▶ **DATA**
____

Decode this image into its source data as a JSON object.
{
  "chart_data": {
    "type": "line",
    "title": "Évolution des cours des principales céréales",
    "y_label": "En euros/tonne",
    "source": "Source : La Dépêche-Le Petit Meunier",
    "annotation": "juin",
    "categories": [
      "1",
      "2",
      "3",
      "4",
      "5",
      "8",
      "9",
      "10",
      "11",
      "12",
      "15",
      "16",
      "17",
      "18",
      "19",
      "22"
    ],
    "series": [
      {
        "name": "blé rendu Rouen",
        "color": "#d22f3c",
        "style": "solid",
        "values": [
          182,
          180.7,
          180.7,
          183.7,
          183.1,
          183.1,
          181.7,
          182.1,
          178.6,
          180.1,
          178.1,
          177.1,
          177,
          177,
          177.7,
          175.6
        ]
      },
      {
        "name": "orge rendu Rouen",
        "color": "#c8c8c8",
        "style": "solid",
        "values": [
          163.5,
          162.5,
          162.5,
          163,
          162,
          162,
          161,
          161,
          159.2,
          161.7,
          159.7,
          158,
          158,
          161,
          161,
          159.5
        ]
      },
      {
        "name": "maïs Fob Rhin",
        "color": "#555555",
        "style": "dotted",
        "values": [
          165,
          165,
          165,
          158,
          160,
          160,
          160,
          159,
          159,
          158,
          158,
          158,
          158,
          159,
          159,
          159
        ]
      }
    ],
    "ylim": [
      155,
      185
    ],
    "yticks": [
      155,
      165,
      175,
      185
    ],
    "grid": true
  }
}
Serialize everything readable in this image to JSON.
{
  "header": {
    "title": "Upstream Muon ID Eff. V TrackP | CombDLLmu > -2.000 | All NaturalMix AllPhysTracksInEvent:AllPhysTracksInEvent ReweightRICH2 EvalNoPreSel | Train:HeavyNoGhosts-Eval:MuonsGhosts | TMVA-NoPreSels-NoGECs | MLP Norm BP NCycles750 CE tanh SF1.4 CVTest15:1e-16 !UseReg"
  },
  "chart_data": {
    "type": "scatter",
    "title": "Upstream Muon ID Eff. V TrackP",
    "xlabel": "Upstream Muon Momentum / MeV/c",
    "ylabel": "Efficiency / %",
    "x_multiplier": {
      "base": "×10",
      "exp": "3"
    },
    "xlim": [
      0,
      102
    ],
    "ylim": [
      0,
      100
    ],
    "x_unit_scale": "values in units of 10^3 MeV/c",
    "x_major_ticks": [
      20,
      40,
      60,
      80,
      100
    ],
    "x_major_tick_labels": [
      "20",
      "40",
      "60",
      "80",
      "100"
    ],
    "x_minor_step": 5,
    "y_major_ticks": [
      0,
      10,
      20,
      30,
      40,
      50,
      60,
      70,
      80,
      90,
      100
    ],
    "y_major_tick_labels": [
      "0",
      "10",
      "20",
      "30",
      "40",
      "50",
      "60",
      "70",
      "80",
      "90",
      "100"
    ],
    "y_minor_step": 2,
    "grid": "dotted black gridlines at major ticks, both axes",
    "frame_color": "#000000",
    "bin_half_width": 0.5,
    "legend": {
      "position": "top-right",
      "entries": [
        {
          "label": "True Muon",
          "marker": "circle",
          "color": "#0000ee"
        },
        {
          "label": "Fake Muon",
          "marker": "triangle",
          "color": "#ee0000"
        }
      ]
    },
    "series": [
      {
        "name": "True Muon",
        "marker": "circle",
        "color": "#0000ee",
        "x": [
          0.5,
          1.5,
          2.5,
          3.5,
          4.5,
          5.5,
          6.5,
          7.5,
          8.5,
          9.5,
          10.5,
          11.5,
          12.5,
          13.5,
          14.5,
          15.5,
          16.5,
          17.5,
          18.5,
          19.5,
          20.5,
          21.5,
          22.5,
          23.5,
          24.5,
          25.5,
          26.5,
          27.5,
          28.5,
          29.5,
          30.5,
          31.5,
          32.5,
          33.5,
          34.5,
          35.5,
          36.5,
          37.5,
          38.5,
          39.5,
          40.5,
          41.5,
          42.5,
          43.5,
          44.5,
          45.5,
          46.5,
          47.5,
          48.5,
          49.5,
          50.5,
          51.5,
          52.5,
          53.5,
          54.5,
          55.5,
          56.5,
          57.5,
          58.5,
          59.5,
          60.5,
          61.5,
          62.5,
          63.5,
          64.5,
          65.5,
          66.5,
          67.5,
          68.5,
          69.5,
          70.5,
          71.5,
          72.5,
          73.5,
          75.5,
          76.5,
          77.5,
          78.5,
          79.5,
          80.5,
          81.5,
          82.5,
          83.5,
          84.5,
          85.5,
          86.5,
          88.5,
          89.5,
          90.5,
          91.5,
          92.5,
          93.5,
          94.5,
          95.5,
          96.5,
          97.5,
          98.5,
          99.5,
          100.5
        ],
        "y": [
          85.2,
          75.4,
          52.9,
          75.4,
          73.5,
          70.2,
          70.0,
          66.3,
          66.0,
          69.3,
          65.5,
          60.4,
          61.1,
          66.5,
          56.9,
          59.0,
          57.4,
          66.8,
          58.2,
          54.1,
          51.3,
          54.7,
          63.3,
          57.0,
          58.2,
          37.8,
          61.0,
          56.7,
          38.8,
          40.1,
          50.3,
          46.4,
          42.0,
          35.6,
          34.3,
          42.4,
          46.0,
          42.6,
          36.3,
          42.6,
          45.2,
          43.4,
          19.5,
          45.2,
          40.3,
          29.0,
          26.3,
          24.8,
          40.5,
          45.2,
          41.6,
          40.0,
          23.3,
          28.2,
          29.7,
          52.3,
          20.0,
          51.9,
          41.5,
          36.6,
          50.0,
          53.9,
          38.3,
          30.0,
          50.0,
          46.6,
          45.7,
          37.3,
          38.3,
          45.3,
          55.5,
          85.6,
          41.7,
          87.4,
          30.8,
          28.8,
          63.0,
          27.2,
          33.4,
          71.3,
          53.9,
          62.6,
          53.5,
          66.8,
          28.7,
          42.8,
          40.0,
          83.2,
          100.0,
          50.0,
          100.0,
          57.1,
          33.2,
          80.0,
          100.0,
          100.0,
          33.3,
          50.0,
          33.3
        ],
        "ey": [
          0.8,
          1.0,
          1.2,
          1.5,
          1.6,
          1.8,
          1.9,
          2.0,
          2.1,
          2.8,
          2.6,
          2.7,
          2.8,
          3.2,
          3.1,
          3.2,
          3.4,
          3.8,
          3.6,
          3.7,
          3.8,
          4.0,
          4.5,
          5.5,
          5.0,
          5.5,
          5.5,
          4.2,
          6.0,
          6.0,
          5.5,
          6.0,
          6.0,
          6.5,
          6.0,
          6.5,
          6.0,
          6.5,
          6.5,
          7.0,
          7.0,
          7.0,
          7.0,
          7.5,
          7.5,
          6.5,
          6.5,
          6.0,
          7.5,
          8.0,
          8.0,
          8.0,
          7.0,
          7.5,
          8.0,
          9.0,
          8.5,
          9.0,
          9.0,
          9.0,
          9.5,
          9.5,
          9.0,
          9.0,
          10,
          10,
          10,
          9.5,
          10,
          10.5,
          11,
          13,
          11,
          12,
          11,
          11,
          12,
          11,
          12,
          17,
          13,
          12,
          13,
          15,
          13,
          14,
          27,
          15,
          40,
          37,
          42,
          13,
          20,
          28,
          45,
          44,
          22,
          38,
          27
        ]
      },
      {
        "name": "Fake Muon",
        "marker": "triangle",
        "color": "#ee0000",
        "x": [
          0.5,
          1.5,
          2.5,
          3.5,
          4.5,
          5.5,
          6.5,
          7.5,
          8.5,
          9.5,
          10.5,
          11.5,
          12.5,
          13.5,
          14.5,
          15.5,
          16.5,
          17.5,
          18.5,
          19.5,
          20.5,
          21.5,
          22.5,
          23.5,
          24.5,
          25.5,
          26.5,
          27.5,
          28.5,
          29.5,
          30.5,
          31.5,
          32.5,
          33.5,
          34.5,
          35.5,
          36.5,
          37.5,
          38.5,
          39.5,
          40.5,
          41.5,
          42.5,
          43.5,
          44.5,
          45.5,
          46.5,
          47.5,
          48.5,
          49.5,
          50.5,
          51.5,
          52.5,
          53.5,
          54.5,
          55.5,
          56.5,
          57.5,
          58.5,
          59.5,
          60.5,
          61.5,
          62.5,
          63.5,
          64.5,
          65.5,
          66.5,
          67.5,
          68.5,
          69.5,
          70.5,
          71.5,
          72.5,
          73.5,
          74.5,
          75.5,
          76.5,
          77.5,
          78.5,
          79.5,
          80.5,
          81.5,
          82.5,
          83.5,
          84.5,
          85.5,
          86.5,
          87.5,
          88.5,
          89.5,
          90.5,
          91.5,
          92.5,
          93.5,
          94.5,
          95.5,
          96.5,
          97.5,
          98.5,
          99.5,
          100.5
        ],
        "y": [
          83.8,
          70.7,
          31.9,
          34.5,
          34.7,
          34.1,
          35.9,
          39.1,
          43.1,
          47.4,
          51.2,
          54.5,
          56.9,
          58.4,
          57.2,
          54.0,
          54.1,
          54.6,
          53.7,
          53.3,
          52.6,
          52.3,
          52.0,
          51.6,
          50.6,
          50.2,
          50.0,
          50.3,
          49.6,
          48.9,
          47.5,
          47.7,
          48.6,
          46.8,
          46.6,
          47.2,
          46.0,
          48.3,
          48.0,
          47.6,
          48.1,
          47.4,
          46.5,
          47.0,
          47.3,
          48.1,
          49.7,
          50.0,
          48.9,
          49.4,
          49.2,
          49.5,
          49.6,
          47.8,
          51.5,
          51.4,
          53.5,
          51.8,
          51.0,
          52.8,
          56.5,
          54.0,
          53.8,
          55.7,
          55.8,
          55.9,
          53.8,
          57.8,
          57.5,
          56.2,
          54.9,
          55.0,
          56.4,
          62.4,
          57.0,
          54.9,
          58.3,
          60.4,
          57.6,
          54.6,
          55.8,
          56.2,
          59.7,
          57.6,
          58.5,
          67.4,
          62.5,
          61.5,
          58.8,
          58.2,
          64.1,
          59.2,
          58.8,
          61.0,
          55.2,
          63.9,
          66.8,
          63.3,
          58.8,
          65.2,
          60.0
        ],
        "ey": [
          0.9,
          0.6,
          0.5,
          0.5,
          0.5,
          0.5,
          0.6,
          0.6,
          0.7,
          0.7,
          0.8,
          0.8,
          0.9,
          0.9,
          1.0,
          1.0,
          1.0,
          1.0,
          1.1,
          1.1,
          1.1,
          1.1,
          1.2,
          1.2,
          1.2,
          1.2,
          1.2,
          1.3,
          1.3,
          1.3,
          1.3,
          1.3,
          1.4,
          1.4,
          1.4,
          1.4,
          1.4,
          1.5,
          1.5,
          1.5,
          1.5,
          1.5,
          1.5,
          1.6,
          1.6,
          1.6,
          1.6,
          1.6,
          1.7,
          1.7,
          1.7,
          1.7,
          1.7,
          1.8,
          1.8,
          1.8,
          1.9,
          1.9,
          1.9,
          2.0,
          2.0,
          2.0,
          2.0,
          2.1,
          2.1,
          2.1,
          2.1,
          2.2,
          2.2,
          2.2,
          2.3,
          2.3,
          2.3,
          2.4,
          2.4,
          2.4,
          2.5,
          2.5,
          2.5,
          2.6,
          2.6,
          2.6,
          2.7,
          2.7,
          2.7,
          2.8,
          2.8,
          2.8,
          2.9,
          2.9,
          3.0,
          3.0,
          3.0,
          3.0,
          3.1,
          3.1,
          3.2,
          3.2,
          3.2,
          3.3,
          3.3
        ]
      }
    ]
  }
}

____

▶ **DIRECTIONS**
Report each line in the preceding entries that holds the string "source".

▶ **CORRECT RESPONSE**
Decode this image into its source data as a JSON object.
    "source": "Source : La Dépêche-Le Petit Meunier",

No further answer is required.